*EXERCISE*.
Scan the material below for the string "الآية", and copy every line where it shows up.

[Start of RAW DATA]

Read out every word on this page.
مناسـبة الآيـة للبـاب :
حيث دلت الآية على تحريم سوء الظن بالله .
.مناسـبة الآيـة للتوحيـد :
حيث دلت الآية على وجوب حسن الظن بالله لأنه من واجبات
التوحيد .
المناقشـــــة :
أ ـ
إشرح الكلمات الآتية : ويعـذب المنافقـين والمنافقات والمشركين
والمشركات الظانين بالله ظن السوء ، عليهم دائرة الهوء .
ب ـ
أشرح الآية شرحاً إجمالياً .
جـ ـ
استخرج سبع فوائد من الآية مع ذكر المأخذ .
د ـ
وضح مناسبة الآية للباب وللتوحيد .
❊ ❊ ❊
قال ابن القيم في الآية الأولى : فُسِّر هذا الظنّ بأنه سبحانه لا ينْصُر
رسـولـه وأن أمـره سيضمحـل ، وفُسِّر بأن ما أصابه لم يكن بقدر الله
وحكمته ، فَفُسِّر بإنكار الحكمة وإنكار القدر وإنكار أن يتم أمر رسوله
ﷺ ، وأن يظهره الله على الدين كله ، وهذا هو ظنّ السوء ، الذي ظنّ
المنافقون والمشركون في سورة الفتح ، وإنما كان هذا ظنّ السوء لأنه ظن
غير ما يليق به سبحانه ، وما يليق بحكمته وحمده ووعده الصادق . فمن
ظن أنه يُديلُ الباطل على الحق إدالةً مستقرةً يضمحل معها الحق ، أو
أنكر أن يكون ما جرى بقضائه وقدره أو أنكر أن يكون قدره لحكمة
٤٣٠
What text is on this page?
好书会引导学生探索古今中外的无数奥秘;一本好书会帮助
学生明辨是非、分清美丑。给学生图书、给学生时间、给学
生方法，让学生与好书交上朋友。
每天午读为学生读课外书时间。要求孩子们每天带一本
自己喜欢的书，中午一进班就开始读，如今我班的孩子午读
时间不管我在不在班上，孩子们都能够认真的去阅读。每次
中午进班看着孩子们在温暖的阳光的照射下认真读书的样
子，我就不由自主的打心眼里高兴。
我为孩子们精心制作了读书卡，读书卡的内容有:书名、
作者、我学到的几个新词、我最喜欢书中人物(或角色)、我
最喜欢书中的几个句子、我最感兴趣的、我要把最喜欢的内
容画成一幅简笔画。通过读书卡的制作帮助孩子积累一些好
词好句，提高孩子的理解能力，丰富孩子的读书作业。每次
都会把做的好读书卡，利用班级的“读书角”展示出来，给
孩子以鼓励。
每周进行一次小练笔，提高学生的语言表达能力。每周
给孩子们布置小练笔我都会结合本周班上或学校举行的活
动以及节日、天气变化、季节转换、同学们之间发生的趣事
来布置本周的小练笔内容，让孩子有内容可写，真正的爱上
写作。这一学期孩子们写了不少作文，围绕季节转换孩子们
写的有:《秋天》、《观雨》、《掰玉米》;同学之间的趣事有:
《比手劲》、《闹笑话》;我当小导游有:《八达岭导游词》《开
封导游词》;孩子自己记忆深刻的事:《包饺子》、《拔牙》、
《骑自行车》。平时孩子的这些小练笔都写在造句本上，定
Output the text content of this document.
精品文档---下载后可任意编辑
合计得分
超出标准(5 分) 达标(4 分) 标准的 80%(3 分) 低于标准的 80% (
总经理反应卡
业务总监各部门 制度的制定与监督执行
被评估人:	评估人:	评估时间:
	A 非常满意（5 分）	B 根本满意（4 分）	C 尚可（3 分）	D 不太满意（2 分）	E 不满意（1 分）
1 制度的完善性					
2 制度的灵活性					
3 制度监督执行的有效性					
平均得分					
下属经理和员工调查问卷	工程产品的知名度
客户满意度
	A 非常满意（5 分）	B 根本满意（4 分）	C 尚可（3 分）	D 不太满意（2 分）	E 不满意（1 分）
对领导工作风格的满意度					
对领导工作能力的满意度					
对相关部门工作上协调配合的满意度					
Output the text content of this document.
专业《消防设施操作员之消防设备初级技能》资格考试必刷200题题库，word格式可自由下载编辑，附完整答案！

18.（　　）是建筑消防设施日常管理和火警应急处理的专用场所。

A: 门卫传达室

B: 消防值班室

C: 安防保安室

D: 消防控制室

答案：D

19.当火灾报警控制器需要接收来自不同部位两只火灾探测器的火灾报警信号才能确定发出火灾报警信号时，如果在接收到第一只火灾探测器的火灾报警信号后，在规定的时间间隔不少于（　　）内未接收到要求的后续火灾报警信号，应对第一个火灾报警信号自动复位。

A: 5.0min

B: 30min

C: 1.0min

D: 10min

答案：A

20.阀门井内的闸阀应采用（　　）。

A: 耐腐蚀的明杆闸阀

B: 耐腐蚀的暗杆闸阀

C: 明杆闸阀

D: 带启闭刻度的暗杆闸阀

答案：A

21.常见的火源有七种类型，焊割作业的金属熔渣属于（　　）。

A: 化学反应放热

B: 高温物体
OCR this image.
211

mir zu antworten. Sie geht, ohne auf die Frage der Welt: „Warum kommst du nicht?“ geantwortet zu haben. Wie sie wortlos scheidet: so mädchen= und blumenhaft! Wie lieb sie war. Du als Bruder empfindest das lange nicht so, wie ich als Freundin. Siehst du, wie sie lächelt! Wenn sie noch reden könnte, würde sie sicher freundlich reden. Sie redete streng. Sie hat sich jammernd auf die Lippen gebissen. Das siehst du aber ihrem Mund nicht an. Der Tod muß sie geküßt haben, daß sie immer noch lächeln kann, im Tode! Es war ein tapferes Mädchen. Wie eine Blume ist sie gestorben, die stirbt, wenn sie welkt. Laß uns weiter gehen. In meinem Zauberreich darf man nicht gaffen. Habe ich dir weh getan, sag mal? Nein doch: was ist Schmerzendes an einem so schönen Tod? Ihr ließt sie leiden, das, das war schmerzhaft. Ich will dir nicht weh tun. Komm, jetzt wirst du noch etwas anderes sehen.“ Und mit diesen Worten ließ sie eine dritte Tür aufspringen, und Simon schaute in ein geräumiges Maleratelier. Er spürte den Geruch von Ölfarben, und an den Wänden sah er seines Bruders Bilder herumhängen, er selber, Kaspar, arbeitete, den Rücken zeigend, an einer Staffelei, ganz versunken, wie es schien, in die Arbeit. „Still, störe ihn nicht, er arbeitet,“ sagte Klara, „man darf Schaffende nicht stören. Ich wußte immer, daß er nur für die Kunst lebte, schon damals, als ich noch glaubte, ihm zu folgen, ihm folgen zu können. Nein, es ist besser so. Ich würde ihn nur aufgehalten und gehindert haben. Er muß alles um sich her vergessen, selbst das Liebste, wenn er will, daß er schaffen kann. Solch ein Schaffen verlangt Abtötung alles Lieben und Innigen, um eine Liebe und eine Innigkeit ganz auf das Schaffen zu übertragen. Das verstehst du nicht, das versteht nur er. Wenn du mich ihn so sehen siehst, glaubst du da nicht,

[End of RAW DATA]

*FINAL ANSWER*.
حيث دلت الآية على تحريم سوء الظن بالله .
حيث دلت الآية على وجوب حسن الظن بالله لأنه من واجبات
أشرح الآية شرحاً إجمالياً .
استخرج سبع فوائد من الآية مع ذكر المأخذ .
وضح مناسبة الآية للباب وللتوحيد .
قال ابن القيم في الآية الأولى : فُسِّر هذا الظنّ بأنه سبحانه لا ينْصُر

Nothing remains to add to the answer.